### STORED RECORDS
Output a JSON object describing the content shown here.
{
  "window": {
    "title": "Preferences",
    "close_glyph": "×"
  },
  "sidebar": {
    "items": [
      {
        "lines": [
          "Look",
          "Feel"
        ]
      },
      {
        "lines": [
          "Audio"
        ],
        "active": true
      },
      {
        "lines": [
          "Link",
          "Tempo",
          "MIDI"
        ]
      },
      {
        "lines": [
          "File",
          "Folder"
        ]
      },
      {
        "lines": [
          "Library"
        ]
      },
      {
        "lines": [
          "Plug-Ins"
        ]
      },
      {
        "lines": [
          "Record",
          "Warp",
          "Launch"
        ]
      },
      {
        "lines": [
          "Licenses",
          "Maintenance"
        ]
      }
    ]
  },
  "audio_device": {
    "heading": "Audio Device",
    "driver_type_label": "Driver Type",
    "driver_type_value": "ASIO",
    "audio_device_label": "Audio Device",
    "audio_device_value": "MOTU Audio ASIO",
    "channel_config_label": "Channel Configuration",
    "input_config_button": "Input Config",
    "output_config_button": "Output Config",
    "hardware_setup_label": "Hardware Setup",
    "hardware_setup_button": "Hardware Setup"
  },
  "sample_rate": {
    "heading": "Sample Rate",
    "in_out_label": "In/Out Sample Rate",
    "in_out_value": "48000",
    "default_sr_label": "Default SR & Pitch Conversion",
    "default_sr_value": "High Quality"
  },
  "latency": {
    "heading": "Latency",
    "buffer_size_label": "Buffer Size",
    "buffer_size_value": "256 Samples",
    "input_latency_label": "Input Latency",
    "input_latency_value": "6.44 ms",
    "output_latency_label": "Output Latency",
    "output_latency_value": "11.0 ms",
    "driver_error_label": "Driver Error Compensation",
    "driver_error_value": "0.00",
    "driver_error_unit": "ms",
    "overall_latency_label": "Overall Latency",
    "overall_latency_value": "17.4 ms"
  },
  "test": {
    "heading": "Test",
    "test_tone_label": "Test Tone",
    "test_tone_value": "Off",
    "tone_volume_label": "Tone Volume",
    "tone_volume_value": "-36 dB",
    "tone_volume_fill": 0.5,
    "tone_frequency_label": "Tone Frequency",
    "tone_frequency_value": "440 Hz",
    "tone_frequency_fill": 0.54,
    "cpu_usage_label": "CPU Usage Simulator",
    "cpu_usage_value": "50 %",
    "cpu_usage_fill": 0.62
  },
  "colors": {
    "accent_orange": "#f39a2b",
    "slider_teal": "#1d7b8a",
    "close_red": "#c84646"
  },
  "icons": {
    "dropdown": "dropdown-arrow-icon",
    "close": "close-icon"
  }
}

### WHAT THE TASK REQUIRES
Transcribe the entire listing above precisely.

### SOLUTION TO THIS TASK
Output a JSON object describing the content shown here.
{
  "window": {
    "title": "Preferences",
    "close_glyph": "×"
  },
  "sidebar": {
    "items": [
      {
        "lines": [
          "Look",
          "Feel"
        ]
      },
      {
        "lines": [
          "Audio"
        ],
        "active": true
      },
      {
        "lines": [
          "Link",
          "Tempo",
          "MIDI"
        ]
      },
      {
        "lines": [
          "File",
          "Folder"
        ]
      },
      {
        "lines": [
          "Library"
        ]
      },
      {
        "lines": [
          "Plug-Ins"
        ]
      },
      {
        "lines": [
          "Record",
          "Warp",
          "Launch"
        ]
      },
      {
        "lines": [
          "Licenses",
          "Maintenance"
        ]
      }
    ]
  },
  "audio_device": {
    "heading": "Audio Device",
    "driver_type_label": "Driver Type",
    "driver_type_value": "ASIO",
    "audio_device_label": "Audio Device",
    "audio_device_value": "MOTU Audio ASIO",
    "channel_config_label": "Channel Configuration",
    "input_config_button": "Input Config",
    "output_config_button": "Output Config",
    "hardware_setup_label": "Hardware Setup",
    "hardware_setup_button": "Hardware Setup"
  },
  "sample_rate": {
    "heading": "Sample Rate",
    "in_out_label": "In/Out Sample Rate",
    "in_out_value": "48000",
    "default_sr_label": "Default SR & Pitch Conversion",
    "default_sr_value": "High Quality"
  },
  "latency": {
    "heading": "Latency",
    "buffer_size_label": "Buffer Size",
    "buffer_size_value": "256 Samples",
    "input_latency_label": "Input Latency",
    "input_latency_value": "6.44 ms",
    "output_latency_label": "Output Latency",
    "output_latency_value": "11.0 ms",
    "driver_error_label": "Driver Error Compensation",
    "driver_error_value": "0.00",
    "driver_error_unit": "ms",
    "overall_latency_label": "Overall Latency",
    "overall_latency_value": "17.4 ms"
  },
  "test": {
    "heading": "Test",
    "test_tone_label": "Test Tone",
    "test_tone_value": "Off",
    "tone_volume_label": "Tone Volume",
    "tone_volume_value": "-36 dB",
    "tone_volume_fill": 0.5,
    "tone_frequency_label": "Tone Frequency",
    "tone_frequency_value": "440 Hz",
    "tone_frequency_fill": 0.54,
    "cpu_usage_label": "CPU Usage Simulator",
    "cpu_usage_value": "50 %",
    "cpu_usage_fill": 0.62
  },
  "colors": {
    "accent_orange": "#f39a2b",
    "slider_teal": "#1d7b8a",
    "close_red": "#c84646"
  },
  "icons": {
    "dropdown": "dropdown-arrow-icon",
    "close": "close-icon"
  }
}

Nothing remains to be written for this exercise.